• [Page]
────────────────────
Brothers and Sisters,
Greetings in the Name of the Lord.
This week we are celebrating the Feast of St Nicholas. He is the patron and protector of all our children, so all of us parents and grandparents and godparents have lots of good reasons to participate in his services. We will offer Great Vespers at 7pm on Wednesday, December 5, and, on Thursday, December 6, we will offer Orthros at 4am and Divine Liturgy at 6am.
The Fast Continues
This Fast is divided into two periods: The first is November 15th through December 19th when the traditional fasting discipline (no meat, poultry, eggs, dairy, fish, wine, and olive oil) is observed on Mondays, Wednesdays and Fridays, with a blessing for wine and olive oil (some also permit fish) on Tuesdays and Thursdays, and for fish, wine, and olive oil on Saturdays and Sundays. The second is the period of the Forefeast, December 20th through 24th, when the traditional fasting discipline is observed Monday through Friday, with a blessing for wine and olive oil on Saturday and Sunday. Many American Orthodox Christians break the fast on Thanksgiving Day, but you need get a blessing from your spiritual father for that (and you need to remember that it’s Thanksgiving Day and not Thanksgiving Very Long Weekend).
Monday, December 3-Friday, December 7
(Don’t forget to check the calendar for festal services; also because life in our parish community can be pretty busy, sometimes the starting times for the daily services has to be shifted. So, if you know ahead of time that you will be attending a particular service, it’s always a good idea to send Father Aidan a note at email@example.com to confirm when the service will actually begin.)
────────────────────
• [Challenge 1]
In the parish letter, swap "olive oil" for "vegetable oil" throughout the stretch from "The Fast Continues" through "Very Long Weekend).", and give that stretch again with the change.
• [Challenge 2]
According to the parish letter, when will Great Vespers for the Feast of St Nicholas be offered?
• [Challenge 3]
Carry the parish letter further, picking up after its final paragraph.

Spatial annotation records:
────────────────────
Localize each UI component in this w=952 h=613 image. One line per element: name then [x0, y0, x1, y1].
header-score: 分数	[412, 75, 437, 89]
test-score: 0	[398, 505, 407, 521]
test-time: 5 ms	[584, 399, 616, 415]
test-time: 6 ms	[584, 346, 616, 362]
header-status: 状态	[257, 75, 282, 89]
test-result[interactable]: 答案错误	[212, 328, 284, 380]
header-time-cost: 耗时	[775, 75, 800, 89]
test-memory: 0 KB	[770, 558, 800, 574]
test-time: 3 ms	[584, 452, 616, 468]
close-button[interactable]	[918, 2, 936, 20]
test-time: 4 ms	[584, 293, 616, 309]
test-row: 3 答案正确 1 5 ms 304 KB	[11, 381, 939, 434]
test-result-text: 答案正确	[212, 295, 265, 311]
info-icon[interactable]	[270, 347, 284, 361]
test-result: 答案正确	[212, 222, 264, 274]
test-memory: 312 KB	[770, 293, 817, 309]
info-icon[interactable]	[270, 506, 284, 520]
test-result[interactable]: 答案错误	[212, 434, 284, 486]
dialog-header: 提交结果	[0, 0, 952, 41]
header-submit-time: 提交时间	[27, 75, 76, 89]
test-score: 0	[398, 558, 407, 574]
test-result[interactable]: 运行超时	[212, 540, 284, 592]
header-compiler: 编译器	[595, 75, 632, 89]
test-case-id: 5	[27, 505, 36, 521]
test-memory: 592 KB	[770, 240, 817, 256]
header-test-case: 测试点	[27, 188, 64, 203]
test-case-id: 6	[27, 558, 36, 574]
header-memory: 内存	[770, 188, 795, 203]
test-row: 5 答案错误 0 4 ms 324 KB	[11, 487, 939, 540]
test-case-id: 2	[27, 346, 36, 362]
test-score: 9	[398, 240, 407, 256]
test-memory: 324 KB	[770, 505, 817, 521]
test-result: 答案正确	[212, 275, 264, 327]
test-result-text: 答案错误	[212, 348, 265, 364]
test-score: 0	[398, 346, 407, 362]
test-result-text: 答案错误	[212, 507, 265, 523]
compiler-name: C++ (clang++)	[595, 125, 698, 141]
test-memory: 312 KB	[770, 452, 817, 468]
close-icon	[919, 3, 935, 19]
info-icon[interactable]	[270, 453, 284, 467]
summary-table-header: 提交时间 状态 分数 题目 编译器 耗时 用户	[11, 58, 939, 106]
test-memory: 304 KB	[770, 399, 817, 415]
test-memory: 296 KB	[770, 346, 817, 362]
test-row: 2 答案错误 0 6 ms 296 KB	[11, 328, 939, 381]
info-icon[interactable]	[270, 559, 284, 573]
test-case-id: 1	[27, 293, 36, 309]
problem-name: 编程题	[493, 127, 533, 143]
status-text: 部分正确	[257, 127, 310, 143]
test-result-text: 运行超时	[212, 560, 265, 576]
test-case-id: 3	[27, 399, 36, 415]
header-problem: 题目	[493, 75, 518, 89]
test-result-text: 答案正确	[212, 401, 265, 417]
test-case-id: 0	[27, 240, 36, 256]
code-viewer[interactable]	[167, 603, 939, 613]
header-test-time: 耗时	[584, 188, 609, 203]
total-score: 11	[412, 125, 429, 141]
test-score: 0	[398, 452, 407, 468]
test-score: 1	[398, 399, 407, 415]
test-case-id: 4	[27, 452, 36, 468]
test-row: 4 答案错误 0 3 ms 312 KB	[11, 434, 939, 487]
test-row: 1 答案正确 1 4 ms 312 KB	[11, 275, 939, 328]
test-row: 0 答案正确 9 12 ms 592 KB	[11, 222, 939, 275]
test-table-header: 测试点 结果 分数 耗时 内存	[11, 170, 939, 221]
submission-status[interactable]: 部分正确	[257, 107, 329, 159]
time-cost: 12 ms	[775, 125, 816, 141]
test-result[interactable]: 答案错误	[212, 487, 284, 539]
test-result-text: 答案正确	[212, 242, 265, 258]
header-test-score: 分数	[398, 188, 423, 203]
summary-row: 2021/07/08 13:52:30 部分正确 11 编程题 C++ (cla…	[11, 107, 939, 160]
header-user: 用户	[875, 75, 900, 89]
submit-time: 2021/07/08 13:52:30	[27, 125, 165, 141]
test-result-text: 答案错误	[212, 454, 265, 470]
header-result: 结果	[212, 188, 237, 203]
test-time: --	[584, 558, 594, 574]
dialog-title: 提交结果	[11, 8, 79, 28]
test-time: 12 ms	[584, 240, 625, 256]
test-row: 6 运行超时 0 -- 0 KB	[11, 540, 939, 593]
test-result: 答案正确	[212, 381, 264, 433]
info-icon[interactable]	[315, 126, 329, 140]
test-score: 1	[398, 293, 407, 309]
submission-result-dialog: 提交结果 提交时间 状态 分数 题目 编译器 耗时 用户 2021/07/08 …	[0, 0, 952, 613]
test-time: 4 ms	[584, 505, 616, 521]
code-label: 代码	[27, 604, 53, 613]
────────────────────
• [Written reply 1]
The Fast Continues
This Fast is divided into two periods: The first is November 15th through December 19th when the traditional fasting discipline (no meat, poultry, eggs, dairy, fish, wine, and vegetable oil) is observed on Mondays, Wednesdays and Fridays, with a blessing for wine and vegetable oil (some also permit fish) on Tuesdays and Thursdays, and for fish, wine, and vegetable oil on Saturdays and Sundays. The second is the period of the Forefeast, December 20th through 24th, when the traditional fasting discipline is observed Monday through Friday, with a blessing for wine and vegetable oil on Saturday and Sunday. Many American Orthodox Christians break the fast on Thanksgiving Day, but you need get a blessing from your spiritual father for that (and you need to remember that it’s Thanksgiving Day and not Thanksgiving Very Long Weekend).

• [Written reply 2]
At 7pm on Wednesday, December 5.

• [Written reply 3]
Wednesday, December 5
Great Vespers for St Nicholas 7pm
Thursday, December 6
The Feast of St Nicholas
Divine Liturgy 6am
Saturday, December 8
St Thomas School 4pm Seth Hart will be leading the discussion on Chapter 25 The Veneration of the Saints
Great Vespers with The Jesus Prayer 6pm
Sunday, December 9
Conception of the Mother of God
Divine Liturgy 10am
Fellowship Hour Noon
This Week at St Thomas School
Chapter 25: The Veneration of the Saints
How do we become saints? Metropolitan Hilarion describes holiness as Christians becoming part of a golden chain that stretches from many generations of saints.
What happens to saints when they die? The Orthodox teach and believe that we “fall asleep” (we are not “dead”), and this golden chain doesn’t break after “death.” They live with the “Author of life.” That is manifest in miracles, healing, conversions, and when we become part of that holy, golden chain ourselves when we venerate, are helped, and inspired by the saints to live like them. Death cannot limit The Holy Trinity in outpouring “his presence, energy, and grace” on us.
When Metropolitan Hilarion puts “veneration” in that context, it is clear the we do not worship people or their image, but we seek the same relationship they had with The Holy Trinity. We will also learn about canonization, some particular saints of Russia, and important Greek terms such as: latreia, proskynesis, and martys. Come and join this golden chain this Saturday evening!
As you begin your holiday shopping, don’t forget about Christ The Lightgiver Bookstore. The bookstore has lots of great gift items in addition to a wide selection of books and icons. The store is open every Sunday during Fellowship Hour, but you can always get in touch with our hard-working manager, Stephanie Crown, and ask a question or place an order during the week.
The 2019 Parish Calendars are also available in the bookstore. Please just take one until everyone in the parish has had the opportunity to get one. Also, please be sure and thank the Hardins and the Bays who, once again, sponsored our calendar.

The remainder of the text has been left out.